[BEGIN]

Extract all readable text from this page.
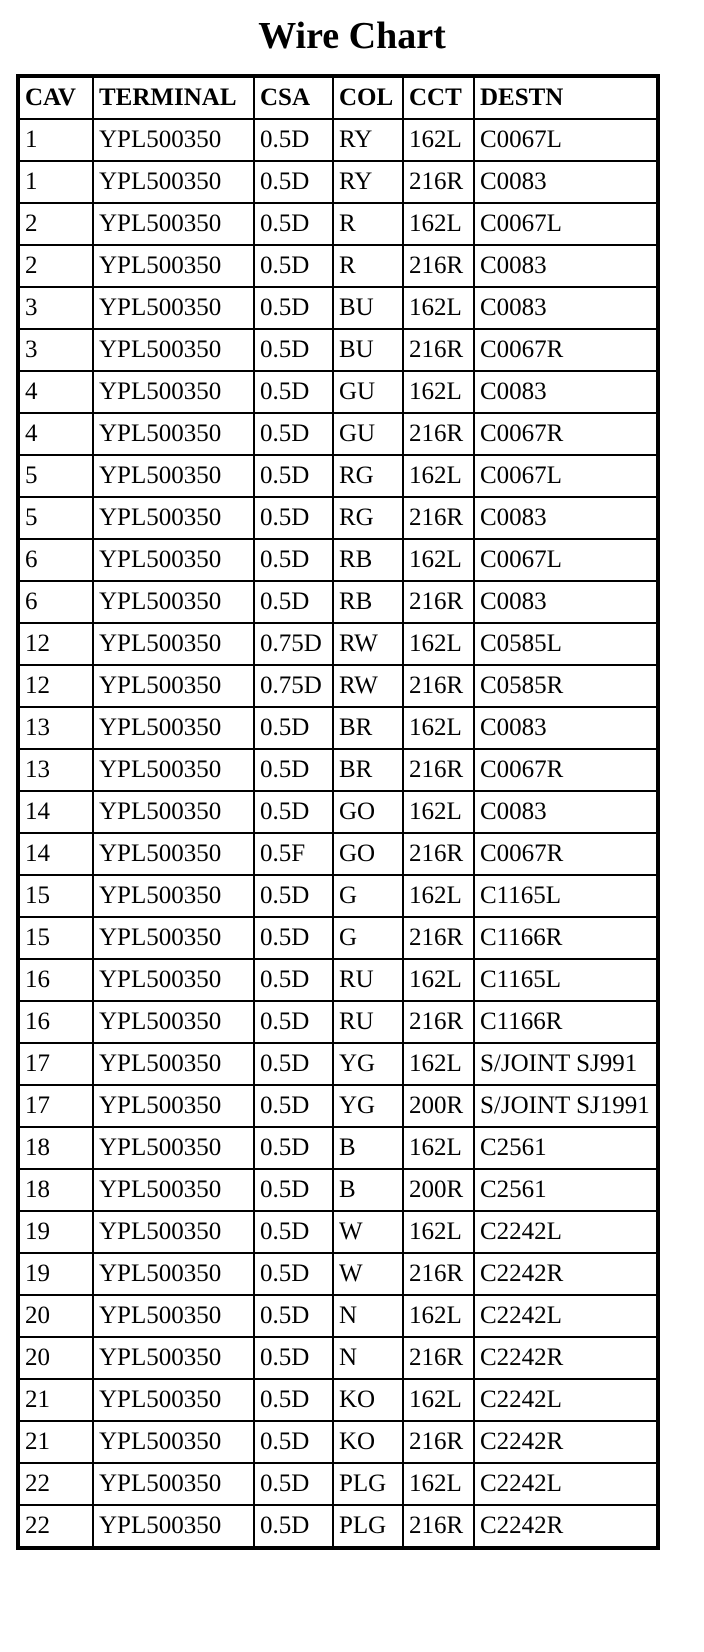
Wire Chart
CAV	TERMINAL	CSA	COL	CCT	DESTN
1	YPL500350	0.5D	RY	162L	C0067L
1	YPL500350	0.5D	RY	216R	C0083
2	YPL500350	0.5D	R	162L	C0067L
2	YPL500350	0.5D	R	216R	C0083
3	YPL500350	0.5D	BU	162L	C0083
3	YPL500350	0.5D	BU	216R	C0067R
4	YPL500350	0.5D	GU	162L	C0083
4	YPL500350	0.5D	GU	216R	C0067R
5	YPL500350	0.5D	RG	162L	C0067L
5	YPL500350	0.5D	RG	216R	C0083
6	YPL500350	0.5D	RB	162L	C0067L
6	YPL500350	0.5D	RB	216R	C0083
12	YPL500350	0.75D	RW	162L	C0585L
12	YPL500350	0.75D	RW	216R	C0585R
13	YPL500350	0.5D	BR	162L	C0083
13	YPL500350	0.5D	BR	216R	C0067R
14	YPL500350	0.5D	GO	162L	C0083
14	YPL500350	0.5F	GO	216R	C0067R
15	YPL500350	0.5D	G	162L	C1165L
15	YPL500350	0.5D	G	216R	C1166R
16	YPL500350	0.5D	RU	162L	C1165L
16	YPL500350	0.5D	RU	216R	C1166R
17	YPL500350	0.5D	YG	162L	S/JOINT SJ991
17	YPL500350	0.5D	YG	200R	S/JOINT SJ1991
18	YPL500350	0.5D	B	162L	C2561
18	YPL500350	0.5D	B	200R	C2561
19	YPL500350	0.5D	W	162L	C2242L
19	YPL500350	0.5D	W	216R	C2242R
20	YPL500350	0.5D	N	162L	C2242L
20	YPL500350	0.5D	N	216R	C2242R
21	YPL500350	0.5D	KO	162L	C2242L
21	YPL500350	0.5D	KO	216R	C2242R
22	YPL500350	0.5D	PLG	162L	C2242L
22	YPL500350	0.5D	PLG	216R	C2242R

[END]

● Aim of the exercise:
Write out every line of the preceding listing that contains "JOINT".

● Task answer:
17	YPL500350	0.5D	YG	162L	S/JOINT SJ991
17	YPL500350	0.5D	YG	200R	S/JOINT SJ1991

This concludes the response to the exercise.